Each entry below must be repeated word for word.

Extracted data entries:

>> BEGIN

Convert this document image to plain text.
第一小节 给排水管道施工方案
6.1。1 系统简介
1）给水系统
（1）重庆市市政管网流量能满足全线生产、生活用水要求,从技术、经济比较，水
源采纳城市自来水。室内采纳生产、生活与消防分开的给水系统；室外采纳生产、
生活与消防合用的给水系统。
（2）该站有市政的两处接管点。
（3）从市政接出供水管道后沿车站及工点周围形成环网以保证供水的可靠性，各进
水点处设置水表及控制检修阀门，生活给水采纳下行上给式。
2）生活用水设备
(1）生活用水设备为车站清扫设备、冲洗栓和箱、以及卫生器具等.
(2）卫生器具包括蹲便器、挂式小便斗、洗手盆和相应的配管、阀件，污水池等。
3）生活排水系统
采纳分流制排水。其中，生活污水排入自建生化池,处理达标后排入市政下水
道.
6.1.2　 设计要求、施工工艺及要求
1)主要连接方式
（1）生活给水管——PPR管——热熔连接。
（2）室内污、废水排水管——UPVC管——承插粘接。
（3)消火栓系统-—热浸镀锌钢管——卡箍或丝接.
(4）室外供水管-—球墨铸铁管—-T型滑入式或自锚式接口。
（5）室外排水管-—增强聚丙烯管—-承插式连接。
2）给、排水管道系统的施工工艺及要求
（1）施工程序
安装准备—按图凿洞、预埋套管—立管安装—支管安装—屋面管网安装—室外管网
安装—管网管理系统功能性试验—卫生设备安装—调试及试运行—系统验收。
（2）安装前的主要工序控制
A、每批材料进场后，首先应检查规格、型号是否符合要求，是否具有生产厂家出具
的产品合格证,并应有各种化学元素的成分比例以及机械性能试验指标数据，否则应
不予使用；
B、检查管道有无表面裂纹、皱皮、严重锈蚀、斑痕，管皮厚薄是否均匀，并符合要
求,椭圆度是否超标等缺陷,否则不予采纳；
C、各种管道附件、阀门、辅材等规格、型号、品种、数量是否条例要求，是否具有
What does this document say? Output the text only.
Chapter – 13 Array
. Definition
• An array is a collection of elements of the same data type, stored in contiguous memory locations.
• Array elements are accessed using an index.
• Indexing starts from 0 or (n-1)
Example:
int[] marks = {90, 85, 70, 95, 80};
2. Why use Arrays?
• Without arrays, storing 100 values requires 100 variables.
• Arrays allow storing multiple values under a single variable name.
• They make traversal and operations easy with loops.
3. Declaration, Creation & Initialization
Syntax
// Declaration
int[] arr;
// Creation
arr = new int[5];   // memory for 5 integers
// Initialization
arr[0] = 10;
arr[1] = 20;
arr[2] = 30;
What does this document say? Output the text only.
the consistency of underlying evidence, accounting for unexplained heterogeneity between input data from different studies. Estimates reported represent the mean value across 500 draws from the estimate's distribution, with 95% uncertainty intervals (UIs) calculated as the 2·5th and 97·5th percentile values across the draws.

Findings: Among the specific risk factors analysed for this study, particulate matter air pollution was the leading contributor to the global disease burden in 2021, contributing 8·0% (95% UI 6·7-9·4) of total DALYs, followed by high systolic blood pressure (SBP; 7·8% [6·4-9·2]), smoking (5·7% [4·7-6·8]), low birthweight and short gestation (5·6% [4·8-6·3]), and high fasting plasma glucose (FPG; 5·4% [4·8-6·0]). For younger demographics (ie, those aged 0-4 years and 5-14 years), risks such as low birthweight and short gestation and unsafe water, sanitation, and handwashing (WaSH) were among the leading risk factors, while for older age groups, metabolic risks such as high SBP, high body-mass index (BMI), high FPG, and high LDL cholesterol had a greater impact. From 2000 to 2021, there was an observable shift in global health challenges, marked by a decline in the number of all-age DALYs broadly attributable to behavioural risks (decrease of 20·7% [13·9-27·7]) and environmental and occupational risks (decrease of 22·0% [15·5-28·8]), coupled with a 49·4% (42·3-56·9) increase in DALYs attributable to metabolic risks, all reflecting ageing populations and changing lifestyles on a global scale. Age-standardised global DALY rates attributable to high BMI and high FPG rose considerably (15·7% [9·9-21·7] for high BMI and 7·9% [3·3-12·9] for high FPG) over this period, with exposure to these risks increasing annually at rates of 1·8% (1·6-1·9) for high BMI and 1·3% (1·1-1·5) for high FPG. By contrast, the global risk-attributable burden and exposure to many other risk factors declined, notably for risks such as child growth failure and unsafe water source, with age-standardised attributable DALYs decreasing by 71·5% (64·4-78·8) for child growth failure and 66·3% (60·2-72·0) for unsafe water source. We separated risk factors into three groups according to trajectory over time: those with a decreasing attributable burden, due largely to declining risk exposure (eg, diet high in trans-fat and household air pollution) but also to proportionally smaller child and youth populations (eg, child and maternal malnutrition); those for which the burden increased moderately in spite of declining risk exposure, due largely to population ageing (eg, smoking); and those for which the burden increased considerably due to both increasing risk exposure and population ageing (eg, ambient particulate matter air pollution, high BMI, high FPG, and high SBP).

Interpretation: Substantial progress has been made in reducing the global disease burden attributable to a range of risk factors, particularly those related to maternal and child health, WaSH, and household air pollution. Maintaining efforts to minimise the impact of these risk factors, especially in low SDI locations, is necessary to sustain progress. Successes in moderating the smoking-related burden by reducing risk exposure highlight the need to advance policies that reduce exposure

>> END

ANSWER FOR THIS EXERCISE:
Convert this document image to plain text.
第一小节 给排水管道施工方案
6.1。1 系统简介
1）给水系统
（1）重庆市市政管网流量能满足全线生产、生活用水要求,从技术、经济比较，水
源采纳城市自来水。室内采纳生产、生活与消防分开的给水系统；室外采纳生产、
生活与消防合用的给水系统。
（2）该站有市政的两处接管点。
（3）从市政接出供水管道后沿车站及工点周围形成环网以保证供水的可靠性，各进
水点处设置水表及控制检修阀门，生活给水采纳下行上给式。
2）生活用水设备
(1）生活用水设备为车站清扫设备、冲洗栓和箱、以及卫生器具等.
(2）卫生器具包括蹲便器、挂式小便斗、洗手盆和相应的配管、阀件，污水池等。
3）生活排水系统
采纳分流制排水。其中，生活污水排入自建生化池,处理达标后排入市政下水
道.
6.1.2　 设计要求、施工工艺及要求
1)主要连接方式
（1）生活给水管——PPR管——热熔连接。
（2）室内污、废水排水管——UPVC管——承插粘接。
（3)消火栓系统-—热浸镀锌钢管——卡箍或丝接.
(4）室外供水管-—球墨铸铁管—-T型滑入式或自锚式接口。
（5）室外排水管-—增强聚丙烯管—-承插式连接。
2）给、排水管道系统的施工工艺及要求
（1）施工程序
安装准备—按图凿洞、预埋套管—立管安装—支管安装—屋面管网安装—室外管网
安装—管网管理系统功能性试验—卫生设备安装—调试及试运行—系统验收。
（2）安装前的主要工序控制
A、每批材料进场后，首先应检查规格、型号是否符合要求，是否具有生产厂家出具
的产品合格证,并应有各种化学元素的成分比例以及机械性能试验指标数据，否则应
不予使用；
B、检查管道有无表面裂纹、皱皮、严重锈蚀、斑痕，管皮厚薄是否均匀，并符合要
求,椭圆度是否超标等缺陷,否则不予采纳；
C、各种管道附件、阀门、辅材等规格、型号、品种、数量是否条例要求，是否具有
What does this document say? Output the text only.
Chapter – 13 Array
. Definition
• An array is a collection of elements of the same data type, stored in contiguous memory locations.
• Array elements are accessed using an index.
• Indexing starts from 0 or (n-1)
Example:
int[] marks = {90, 85, 70, 95, 80};
2. Why use Arrays?
• Without arrays, storing 100 values requires 100 variables.
• Arrays allow storing multiple values under a single variable name.
• They make traversal and operations easy with loops.
3. Declaration, Creation & Initialization
Syntax
// Declaration
int[] arr;
// Creation
arr = new int[5];   // memory for 5 integers
// Initialization
arr[0] = 10;
arr[1] = 20;
arr[2] = 30;
What does this document say? Output the text only.
the consistency of underlying evidence, accounting for unexplained heterogeneity between input data from different studies. Estimates reported represent the mean value across 500 draws from the estimate's distribution, with 95% uncertainty intervals (UIs) calculated as the 2·5th and 97·5th percentile values across the draws.

Findings: Among the specific risk factors analysed for this study, particulate matter air pollution was the leading contributor to the global disease burden in 2021, contributing 8·0% (95% UI 6·7-9·4) of total DALYs, followed by high systolic blood pressure (SBP; 7·8% [6·4-9·2]), smoking (5·7% [4·7-6·8]), low birthweight and short gestation (5·6% [4·8-6·3]), and high fasting plasma glucose (FPG; 5·4% [4·8-6·0]). For younger demographics (ie, those aged 0-4 years and 5-14 years), risks such as low birthweight and short gestation and unsafe water, sanitation, and handwashing (WaSH) were among the leading risk factors, while for older age groups, metabolic risks such as high SBP, high body-mass index (BMI), high FPG, and high LDL cholesterol had a greater impact. From 2000 to 2021, there was an observable shift in global health challenges, marked by a decline in the number of all-age DALYs broadly attributable to behavioural risks (decrease of 20·7% [13·9-27·7]) and environmental and occupational risks (decrease of 22·0% [15·5-28·8]), coupled with a 49·4% (42·3-56·9) increase in DALYs attributable to metabolic risks, all reflecting ageing populations and changing lifestyles on a global scale. Age-standardised global DALY rates attributable to high BMI and high FPG rose considerably (15·7% [9·9-21·7] for high BMI and 7·9% [3·3-12·9] for high FPG) over this period, with exposure to these risks increasing annually at rates of 1·8% (1·6-1·9) for high BMI and 1·3% (1·1-1·5) for high FPG. By contrast, the global risk-attributable burden and exposure to many other risk factors declined, notably for risks such as child growth failure and unsafe water source, with age-standardised attributable DALYs decreasing by 71·5% (64·4-78·8) for child growth failure and 66·3% (60·2-72·0) for unsafe water source. We separated risk factors into three groups according to trajectory over time: those with a decreasing attributable burden, due largely to declining risk exposure (eg, diet high in trans-fat and household air pollution) but also to proportionally smaller child and youth populations (eg, child and maternal malnutrition); those for which the burden increased moderately in spite of declining risk exposure, due largely to population ageing (eg, smoking); and those for which the burden increased considerably due to both increasing risk exposure and population ageing (eg, ambient particulate matter air pollution, high BMI, high FPG, and high SBP).

Interpretation: Substantial progress has been made in reducing the global disease burden attributable to a range of risk factors, particularly those related to maternal and child health, WaSH, and household air pollution. Maintaining efforts to minimise the impact of these risk factors, especially in low SDI locations, is necessary to sustain progress. Successes in moderating the smoking-related burden by reducing risk exposure highlight the need to advance policies that reduce exposure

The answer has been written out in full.